Copy the entries below exactly. Images do not belong in the copy.

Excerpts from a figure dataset
----------------
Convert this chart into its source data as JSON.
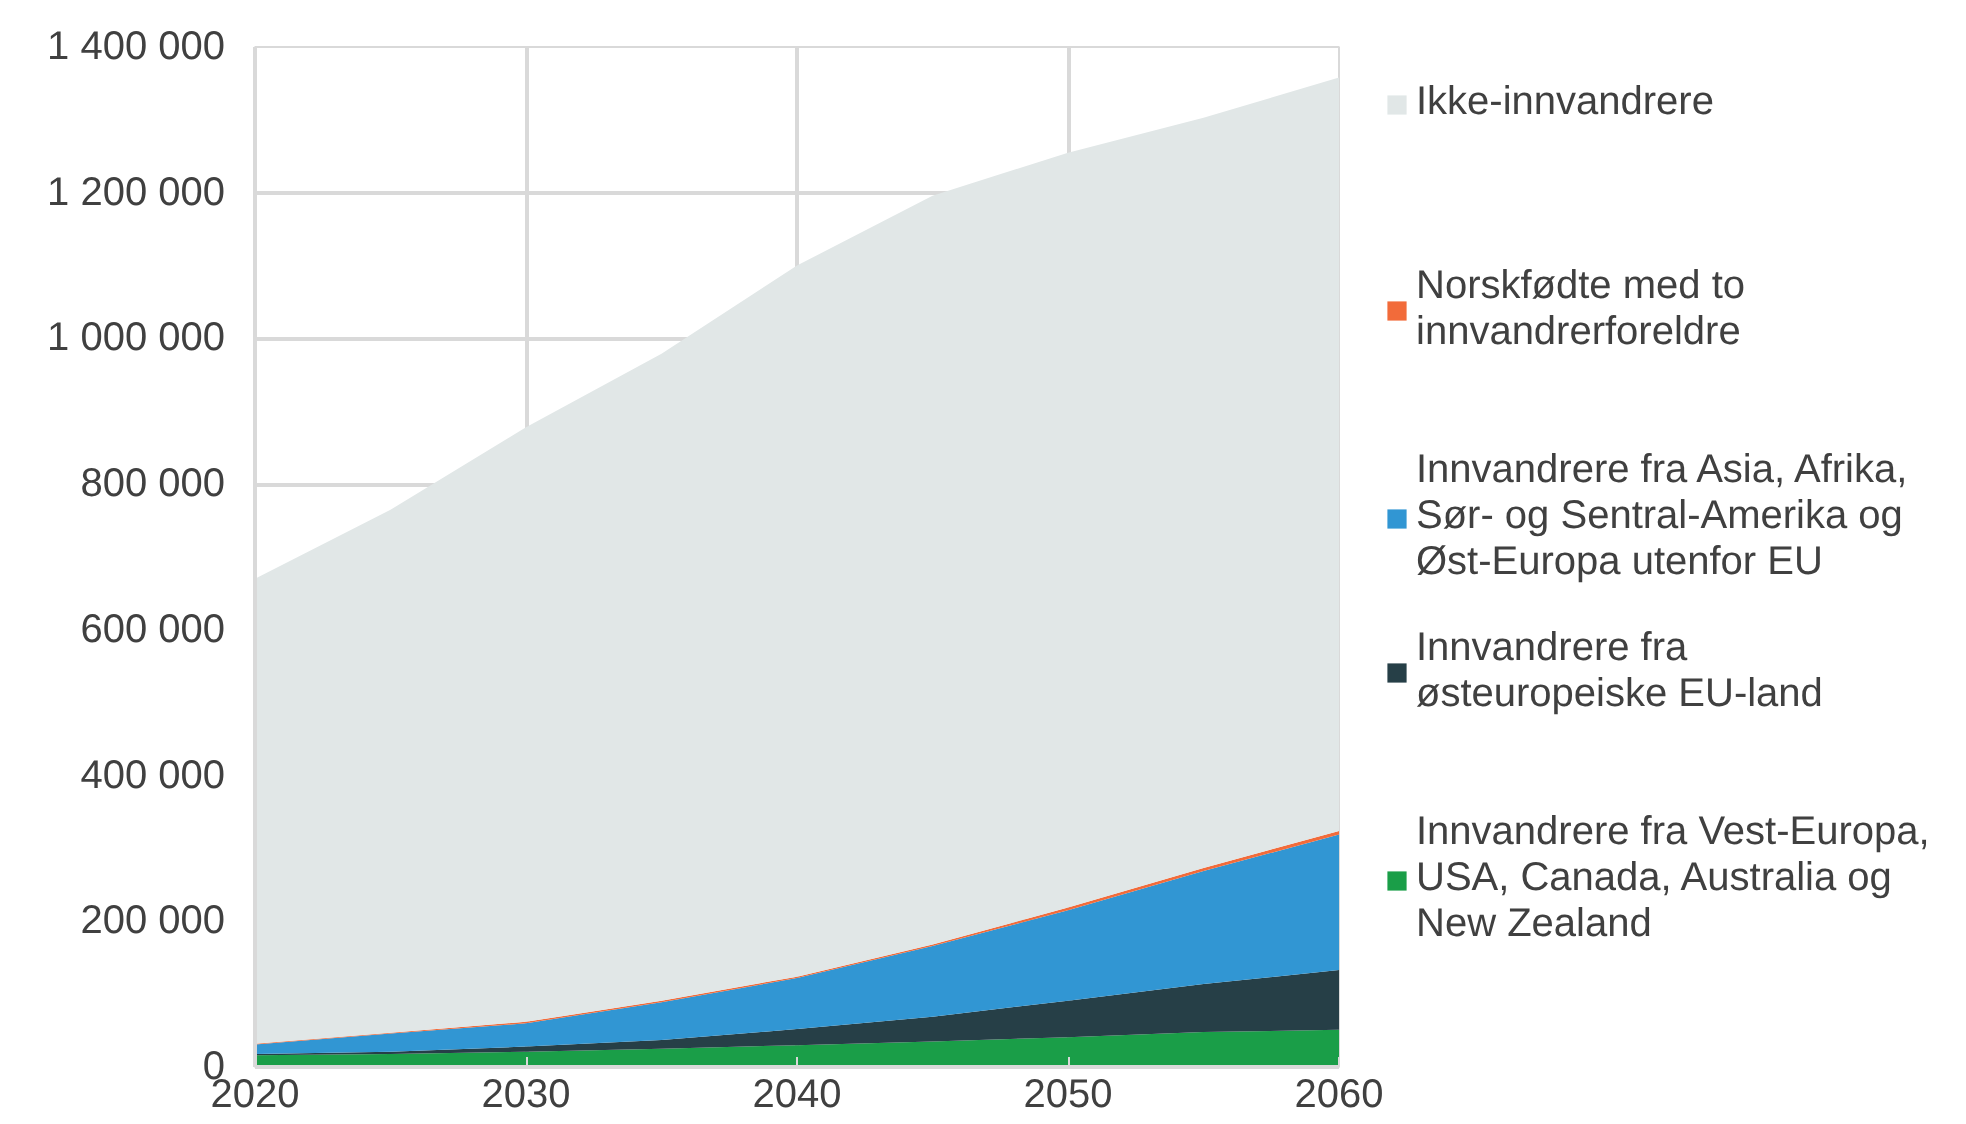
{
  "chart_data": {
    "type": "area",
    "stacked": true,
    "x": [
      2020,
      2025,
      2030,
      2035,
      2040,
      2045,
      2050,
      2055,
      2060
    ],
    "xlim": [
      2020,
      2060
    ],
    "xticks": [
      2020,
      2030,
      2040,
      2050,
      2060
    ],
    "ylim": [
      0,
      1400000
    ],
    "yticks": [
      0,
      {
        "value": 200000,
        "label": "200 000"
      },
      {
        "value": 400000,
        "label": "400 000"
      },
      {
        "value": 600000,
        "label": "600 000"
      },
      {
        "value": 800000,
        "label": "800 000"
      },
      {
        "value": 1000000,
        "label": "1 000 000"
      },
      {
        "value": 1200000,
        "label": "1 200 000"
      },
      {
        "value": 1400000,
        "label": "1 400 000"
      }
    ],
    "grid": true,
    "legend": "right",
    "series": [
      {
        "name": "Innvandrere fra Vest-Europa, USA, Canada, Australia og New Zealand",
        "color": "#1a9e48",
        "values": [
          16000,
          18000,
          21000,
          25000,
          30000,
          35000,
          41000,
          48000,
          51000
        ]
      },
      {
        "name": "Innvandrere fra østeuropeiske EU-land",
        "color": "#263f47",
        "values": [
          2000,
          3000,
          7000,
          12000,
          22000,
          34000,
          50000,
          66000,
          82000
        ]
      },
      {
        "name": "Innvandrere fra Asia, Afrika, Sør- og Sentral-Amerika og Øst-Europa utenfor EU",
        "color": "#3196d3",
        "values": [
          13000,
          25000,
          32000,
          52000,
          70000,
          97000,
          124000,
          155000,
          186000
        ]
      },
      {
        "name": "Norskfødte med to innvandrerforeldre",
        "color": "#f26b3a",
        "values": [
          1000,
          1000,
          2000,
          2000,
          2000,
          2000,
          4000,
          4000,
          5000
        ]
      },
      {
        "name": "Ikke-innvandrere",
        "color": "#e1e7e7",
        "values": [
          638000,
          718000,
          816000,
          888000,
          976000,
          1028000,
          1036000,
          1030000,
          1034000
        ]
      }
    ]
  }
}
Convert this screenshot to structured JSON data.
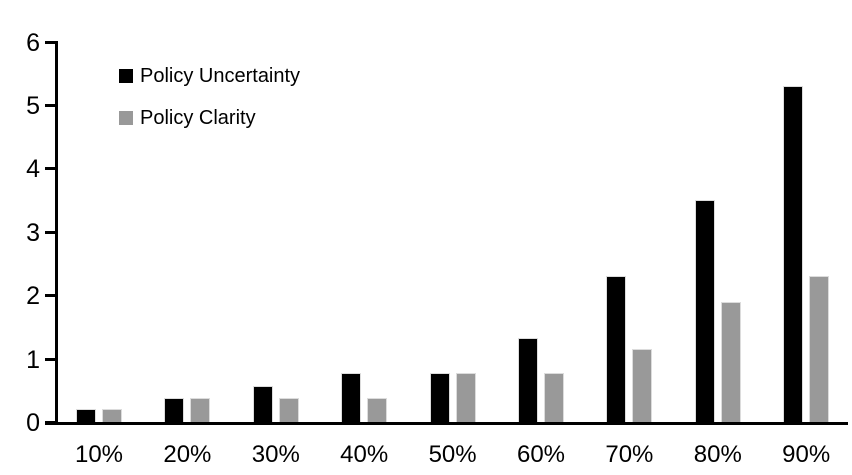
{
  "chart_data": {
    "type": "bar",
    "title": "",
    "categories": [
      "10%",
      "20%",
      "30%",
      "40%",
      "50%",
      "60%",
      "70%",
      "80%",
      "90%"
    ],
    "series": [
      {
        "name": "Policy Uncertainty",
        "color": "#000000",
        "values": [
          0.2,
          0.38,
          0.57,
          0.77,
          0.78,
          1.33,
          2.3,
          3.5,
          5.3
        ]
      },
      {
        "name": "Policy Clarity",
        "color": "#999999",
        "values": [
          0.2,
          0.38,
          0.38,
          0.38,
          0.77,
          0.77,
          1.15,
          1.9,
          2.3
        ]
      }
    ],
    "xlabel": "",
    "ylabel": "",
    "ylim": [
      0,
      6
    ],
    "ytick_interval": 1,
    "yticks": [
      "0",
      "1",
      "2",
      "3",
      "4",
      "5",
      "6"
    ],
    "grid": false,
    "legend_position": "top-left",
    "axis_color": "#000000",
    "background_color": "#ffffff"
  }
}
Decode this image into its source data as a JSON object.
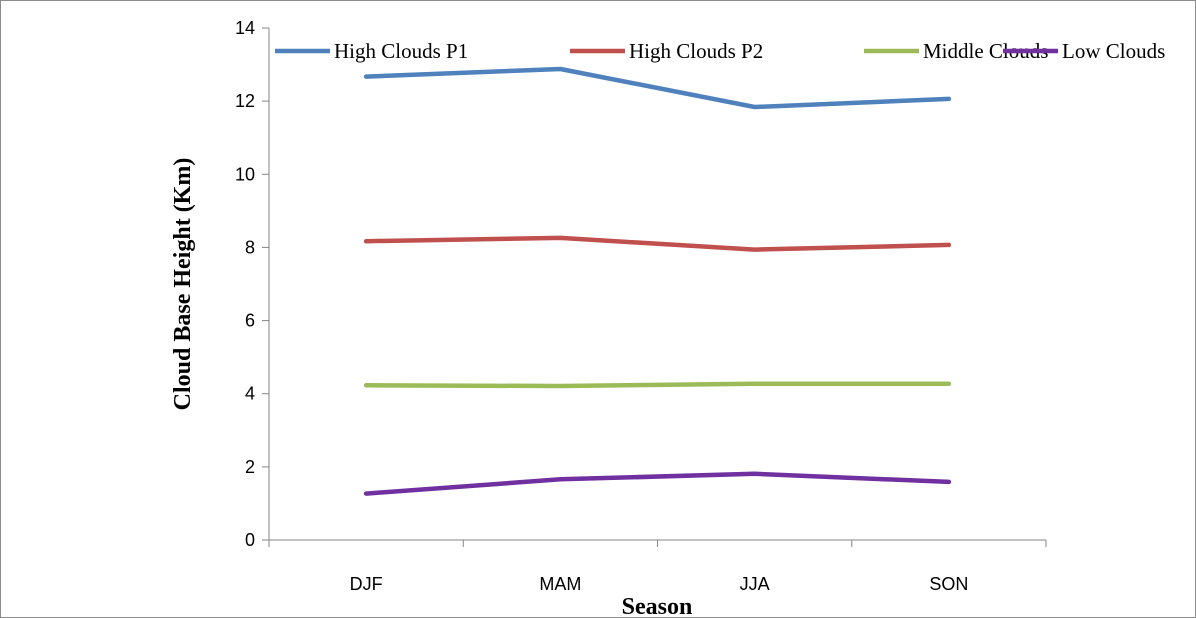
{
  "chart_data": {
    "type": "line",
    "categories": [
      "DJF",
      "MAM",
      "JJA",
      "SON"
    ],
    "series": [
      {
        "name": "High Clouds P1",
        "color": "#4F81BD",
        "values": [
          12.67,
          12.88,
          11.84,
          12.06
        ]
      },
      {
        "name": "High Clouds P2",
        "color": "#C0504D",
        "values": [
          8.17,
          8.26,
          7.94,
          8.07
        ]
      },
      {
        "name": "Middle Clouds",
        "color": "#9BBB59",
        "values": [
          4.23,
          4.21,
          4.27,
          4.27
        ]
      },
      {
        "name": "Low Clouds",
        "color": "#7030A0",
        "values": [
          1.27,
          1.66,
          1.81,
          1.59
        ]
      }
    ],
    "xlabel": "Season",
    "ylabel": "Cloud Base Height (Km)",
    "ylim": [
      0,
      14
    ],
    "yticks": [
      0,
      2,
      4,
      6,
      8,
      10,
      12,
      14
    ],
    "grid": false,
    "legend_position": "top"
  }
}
----------------
→ **Task response**
Convert this chart into its source data as JSON.
{
  "chart_data": {
    "type": "area",
    "stacked": true,
    "x": [
      2020,
      2025,
      2030,
      2035,
      2040,
      2045,
      2050,
      2055,
      2060
    ],
    "xlim": [
      2020,
      2060
    ],
    "xticks": [
      2020,
      2030,
      2040,
      2050,
      2060
    ],
    "ylim": [
      0,
      1400000
    ],
    "yticks": [
      0,
      {
        "value": 200000,
        "label": "200 000"
      },
      {
        "value": 400000,
        "label": "400 000"
      },
      {
        "value": 600000,
        "label": "600 000"
      },
      {
        "value": 800000,
        "label": "800 000"
      },
      {
        "value": 1000000,
        "label": "1 000 000"
      },
      {
        "value": 1200000,
        "label": "1 200 000"
      },
      {
        "value": 1400000,
        "label": "1 400 000"
      }
    ],
    "grid": true,
    "legend": "right",
    "series": [
      {
        "name": "Innvandrere fra Vest-Europa, USA, Canada, Australia og New Zealand",
        "color": "#1a9e48",
        "values": [
          16000,
          18000,
          21000,
          25000,
          30000,
          35000,
          41000,
          48000,
          51000
        ]
      },
      {
        "name": "Innvandrere fra østeuropeiske EU-land",
        "color": "#263f47",
        "values": [
          2000,
          3000,
          7000,
          12000,
          22000,
          34000,
          50000,
          66000,
          82000
        ]
      },
      {
        "name": "Innvandrere fra Asia, Afrika, Sør- og Sentral-Amerika og Øst-Europa utenfor EU",
        "color": "#3196d3",
        "values": [
          13000,
          25000,
          32000,
          52000,
          70000,
          97000,
          124000,
          155000,
          186000
        ]
      },
      {
        "name": "Norskfødte med to innvandrerforeldre",
        "color": "#f26b3a",
        "values": [
          1000,
          1000,
          2000,
          2000,
          2000,
          2000,
          4000,
          4000,
          5000
        ]
      },
      {
        "name": "Ikke-innvandrere",
        "color": "#e1e7e7",
        "values": [
          638000,
          718000,
          816000,
          888000,
          976000,
          1028000,
          1036000,
          1030000,
          1034000
        ]
      }
    ]
  }
}
Convert this screenshot to structured JSON data.
{
  "chart_data": {
    "type": "bar",
    "title": "",
    "categories": [
      "10%",
      "20%",
      "30%",
      "40%",
      "50%",
      "60%",
      "70%",
      "80%",
      "90%"
    ],
    "series": [
      {
        "name": "Policy Uncertainty",
        "color": "#000000",
        "values": [
          0.2,
          0.38,
          0.57,
          0.77,
          0.78,
          1.33,
          2.3,
          3.5,
          5.3
        ]
      },
      {
        "name": "Policy Clarity",
        "color": "#999999",
        "values": [
          0.2,
          0.38,
          0.38,
          0.38,
          0.77,
          0.77,
          1.15,
          1.9,
          2.3
        ]
      }
    ],
    "xlabel": "",
    "ylabel": "",
    "ylim": [
      0,
      6
    ],
    "ytick_interval": 1,
    "yticks": [
      "0",
      "1",
      "2",
      "3",
      "4",
      "5",
      "6"
    ],
    "grid": false,
    "legend_position": "top-left",
    "axis_color": "#000000",
    "background_color": "#ffffff"
  }
}
Decode this image into its source data as a JSON object.
{
  "chart_data": {
    "type": "line",
    "categories": [
      "DJF",
      "MAM",
      "JJA",
      "SON"
    ],
    "series": [
      {
        "name": "High Clouds P1",
        "color": "#4F81BD",
        "values": [
          12.67,
          12.88,
          11.84,
          12.06
        ]
      },
      {
        "name": "High Clouds P2",
        "color": "#C0504D",
        "values": [
          8.17,
          8.26,
          7.94,
          8.07
        ]
      },
      {
        "name": "Middle Clouds",
        "color": "#9BBB59",
        "values": [
          4.23,
          4.21,
          4.27,
          4.27
        ]
      },
      {
        "name": "Low Clouds",
        "color": "#7030A0",
        "values": [
          1.27,
          1.66,
          1.81,
          1.59
        ]
      }
    ],
    "xlabel": "Season",
    "ylabel": "Cloud Base Height (Km)",
    "ylim": [
      0,
      14
    ],
    "yticks": [
      0,
      2,
      4,
      6,
      8,
      10,
      12,
      14
    ],
    "grid": false,
    "legend_position": "top"
  }
}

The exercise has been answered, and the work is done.